§ Exercise inputs
------------------------------

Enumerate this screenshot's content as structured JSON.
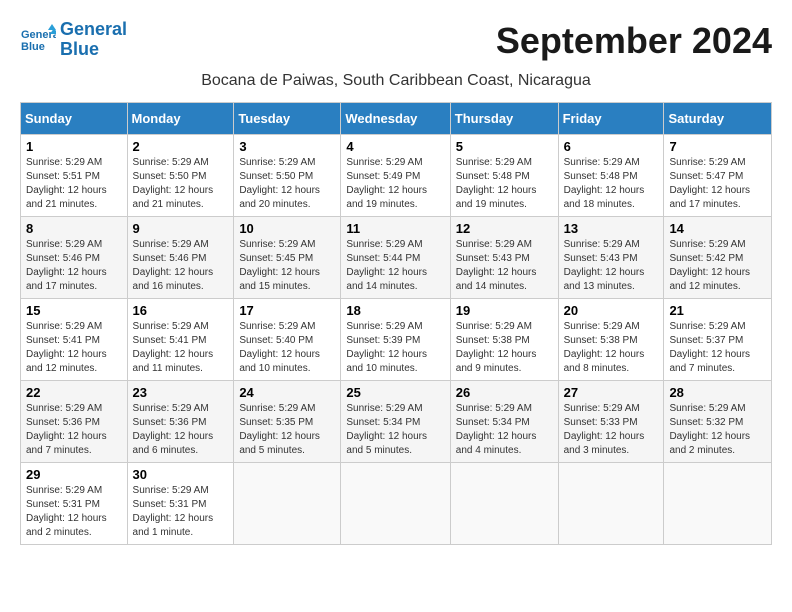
{
  "header": {
    "logo_line1": "General",
    "logo_line2": "Blue",
    "month_year": "September 2024",
    "location": "Bocana de Paiwas, South Caribbean Coast, Nicaragua"
  },
  "weekdays": [
    "Sunday",
    "Monday",
    "Tuesday",
    "Wednesday",
    "Thursday",
    "Friday",
    "Saturday"
  ],
  "weeks": [
    [
      {
        "day": "1",
        "sunrise": "5:29 AM",
        "sunset": "5:51 PM",
        "daylight": "12 hours and 21 minutes."
      },
      {
        "day": "2",
        "sunrise": "5:29 AM",
        "sunset": "5:50 PM",
        "daylight": "12 hours and 21 minutes."
      },
      {
        "day": "3",
        "sunrise": "5:29 AM",
        "sunset": "5:50 PM",
        "daylight": "12 hours and 20 minutes."
      },
      {
        "day": "4",
        "sunrise": "5:29 AM",
        "sunset": "5:49 PM",
        "daylight": "12 hours and 19 minutes."
      },
      {
        "day": "5",
        "sunrise": "5:29 AM",
        "sunset": "5:48 PM",
        "daylight": "12 hours and 19 minutes."
      },
      {
        "day": "6",
        "sunrise": "5:29 AM",
        "sunset": "5:48 PM",
        "daylight": "12 hours and 18 minutes."
      },
      {
        "day": "7",
        "sunrise": "5:29 AM",
        "sunset": "5:47 PM",
        "daylight": "12 hours and 17 minutes."
      }
    ],
    [
      {
        "day": "8",
        "sunrise": "5:29 AM",
        "sunset": "5:46 PM",
        "daylight": "12 hours and 17 minutes."
      },
      {
        "day": "9",
        "sunrise": "5:29 AM",
        "sunset": "5:46 PM",
        "daylight": "12 hours and 16 minutes."
      },
      {
        "day": "10",
        "sunrise": "5:29 AM",
        "sunset": "5:45 PM",
        "daylight": "12 hours and 15 minutes."
      },
      {
        "day": "11",
        "sunrise": "5:29 AM",
        "sunset": "5:44 PM",
        "daylight": "12 hours and 14 minutes."
      },
      {
        "day": "12",
        "sunrise": "5:29 AM",
        "sunset": "5:43 PM",
        "daylight": "12 hours and 14 minutes."
      },
      {
        "day": "13",
        "sunrise": "5:29 AM",
        "sunset": "5:43 PM",
        "daylight": "12 hours and 13 minutes."
      },
      {
        "day": "14",
        "sunrise": "5:29 AM",
        "sunset": "5:42 PM",
        "daylight": "12 hours and 12 minutes."
      }
    ],
    [
      {
        "day": "15",
        "sunrise": "5:29 AM",
        "sunset": "5:41 PM",
        "daylight": "12 hours and 12 minutes."
      },
      {
        "day": "16",
        "sunrise": "5:29 AM",
        "sunset": "5:41 PM",
        "daylight": "12 hours and 11 minutes."
      },
      {
        "day": "17",
        "sunrise": "5:29 AM",
        "sunset": "5:40 PM",
        "daylight": "12 hours and 10 minutes."
      },
      {
        "day": "18",
        "sunrise": "5:29 AM",
        "sunset": "5:39 PM",
        "daylight": "12 hours and 10 minutes."
      },
      {
        "day": "19",
        "sunrise": "5:29 AM",
        "sunset": "5:38 PM",
        "daylight": "12 hours and 9 minutes."
      },
      {
        "day": "20",
        "sunrise": "5:29 AM",
        "sunset": "5:38 PM",
        "daylight": "12 hours and 8 minutes."
      },
      {
        "day": "21",
        "sunrise": "5:29 AM",
        "sunset": "5:37 PM",
        "daylight": "12 hours and 7 minutes."
      }
    ],
    [
      {
        "day": "22",
        "sunrise": "5:29 AM",
        "sunset": "5:36 PM",
        "daylight": "12 hours and 7 minutes."
      },
      {
        "day": "23",
        "sunrise": "5:29 AM",
        "sunset": "5:36 PM",
        "daylight": "12 hours and 6 minutes."
      },
      {
        "day": "24",
        "sunrise": "5:29 AM",
        "sunset": "5:35 PM",
        "daylight": "12 hours and 5 minutes."
      },
      {
        "day": "25",
        "sunrise": "5:29 AM",
        "sunset": "5:34 PM",
        "daylight": "12 hours and 5 minutes."
      },
      {
        "day": "26",
        "sunrise": "5:29 AM",
        "sunset": "5:34 PM",
        "daylight": "12 hours and 4 minutes."
      },
      {
        "day": "27",
        "sunrise": "5:29 AM",
        "sunset": "5:33 PM",
        "daylight": "12 hours and 3 minutes."
      },
      {
        "day": "28",
        "sunrise": "5:29 AM",
        "sunset": "5:32 PM",
        "daylight": "12 hours and 2 minutes."
      }
    ],
    [
      {
        "day": "29",
        "sunrise": "5:29 AM",
        "sunset": "5:31 PM",
        "daylight": "12 hours and 2 minutes."
      },
      {
        "day": "30",
        "sunrise": "5:29 AM",
        "sunset": "5:31 PM",
        "daylight": "12 hours and 1 minute."
      },
      null,
      null,
      null,
      null,
      null
    ]
  ]
}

------------------------------

§ Stated task
Please transcribe the material above exactly as written. Leave the pictures out.

§ The completed task
Enumerate this screenshot's content as structured JSON.
{
  "header": {
    "logo_line1": "General",
    "logo_line2": "Blue",
    "month_year": "September 2024",
    "location": "Bocana de Paiwas, South Caribbean Coast, Nicaragua"
  },
  "weekdays": [
    "Sunday",
    "Monday",
    "Tuesday",
    "Wednesday",
    "Thursday",
    "Friday",
    "Saturday"
  ],
  "weeks": [
    [
      {
        "day": "1",
        "sunrise": "5:29 AM",
        "sunset": "5:51 PM",
        "daylight": "12 hours and 21 minutes."
      },
      {
        "day": "2",
        "sunrise": "5:29 AM",
        "sunset": "5:50 PM",
        "daylight": "12 hours and 21 minutes."
      },
      {
        "day": "3",
        "sunrise": "5:29 AM",
        "sunset": "5:50 PM",
        "daylight": "12 hours and 20 minutes."
      },
      {
        "day": "4",
        "sunrise": "5:29 AM",
        "sunset": "5:49 PM",
        "daylight": "12 hours and 19 minutes."
      },
      {
        "day": "5",
        "sunrise": "5:29 AM",
        "sunset": "5:48 PM",
        "daylight": "12 hours and 19 minutes."
      },
      {
        "day": "6",
        "sunrise": "5:29 AM",
        "sunset": "5:48 PM",
        "daylight": "12 hours and 18 minutes."
      },
      {
        "day": "7",
        "sunrise": "5:29 AM",
        "sunset": "5:47 PM",
        "daylight": "12 hours and 17 minutes."
      }
    ],
    [
      {
        "day": "8",
        "sunrise": "5:29 AM",
        "sunset": "5:46 PM",
        "daylight": "12 hours and 17 minutes."
      },
      {
        "day": "9",
        "sunrise": "5:29 AM",
        "sunset": "5:46 PM",
        "daylight": "12 hours and 16 minutes."
      },
      {
        "day": "10",
        "sunrise": "5:29 AM",
        "sunset": "5:45 PM",
        "daylight": "12 hours and 15 minutes."
      },
      {
        "day": "11",
        "sunrise": "5:29 AM",
        "sunset": "5:44 PM",
        "daylight": "12 hours and 14 minutes."
      },
      {
        "day": "12",
        "sunrise": "5:29 AM",
        "sunset": "5:43 PM",
        "daylight": "12 hours and 14 minutes."
      },
      {
        "day": "13",
        "sunrise": "5:29 AM",
        "sunset": "5:43 PM",
        "daylight": "12 hours and 13 minutes."
      },
      {
        "day": "14",
        "sunrise": "5:29 AM",
        "sunset": "5:42 PM",
        "daylight": "12 hours and 12 minutes."
      }
    ],
    [
      {
        "day": "15",
        "sunrise": "5:29 AM",
        "sunset": "5:41 PM",
        "daylight": "12 hours and 12 minutes."
      },
      {
        "day": "16",
        "sunrise": "5:29 AM",
        "sunset": "5:41 PM",
        "daylight": "12 hours and 11 minutes."
      },
      {
        "day": "17",
        "sunrise": "5:29 AM",
        "sunset": "5:40 PM",
        "daylight": "12 hours and 10 minutes."
      },
      {
        "day": "18",
        "sunrise": "5:29 AM",
        "sunset": "5:39 PM",
        "daylight": "12 hours and 10 minutes."
      },
      {
        "day": "19",
        "sunrise": "5:29 AM",
        "sunset": "5:38 PM",
        "daylight": "12 hours and 9 minutes."
      },
      {
        "day": "20",
        "sunrise": "5:29 AM",
        "sunset": "5:38 PM",
        "daylight": "12 hours and 8 minutes."
      },
      {
        "day": "21",
        "sunrise": "5:29 AM",
        "sunset": "5:37 PM",
        "daylight": "12 hours and 7 minutes."
      }
    ],
    [
      {
        "day": "22",
        "sunrise": "5:29 AM",
        "sunset": "5:36 PM",
        "daylight": "12 hours and 7 minutes."
      },
      {
        "day": "23",
        "sunrise": "5:29 AM",
        "sunset": "5:36 PM",
        "daylight": "12 hours and 6 minutes."
      },
      {
        "day": "24",
        "sunrise": "5:29 AM",
        "sunset": "5:35 PM",
        "daylight": "12 hours and 5 minutes."
      },
      {
        "day": "25",
        "sunrise": "5:29 AM",
        "sunset": "5:34 PM",
        "daylight": "12 hours and 5 minutes."
      },
      {
        "day": "26",
        "sunrise": "5:29 AM",
        "sunset": "5:34 PM",
        "daylight": "12 hours and 4 minutes."
      },
      {
        "day": "27",
        "sunrise": "5:29 AM",
        "sunset": "5:33 PM",
        "daylight": "12 hours and 3 minutes."
      },
      {
        "day": "28",
        "sunrise": "5:29 AM",
        "sunset": "5:32 PM",
        "daylight": "12 hours and 2 minutes."
      }
    ],
    [
      {
        "day": "29",
        "sunrise": "5:29 AM",
        "sunset": "5:31 PM",
        "daylight": "12 hours and 2 minutes."
      },
      {
        "day": "30",
        "sunrise": "5:29 AM",
        "sunset": "5:31 PM",
        "daylight": "12 hours and 1 minute."
      },
      null,
      null,
      null,
      null,
      null
    ]
  ]
}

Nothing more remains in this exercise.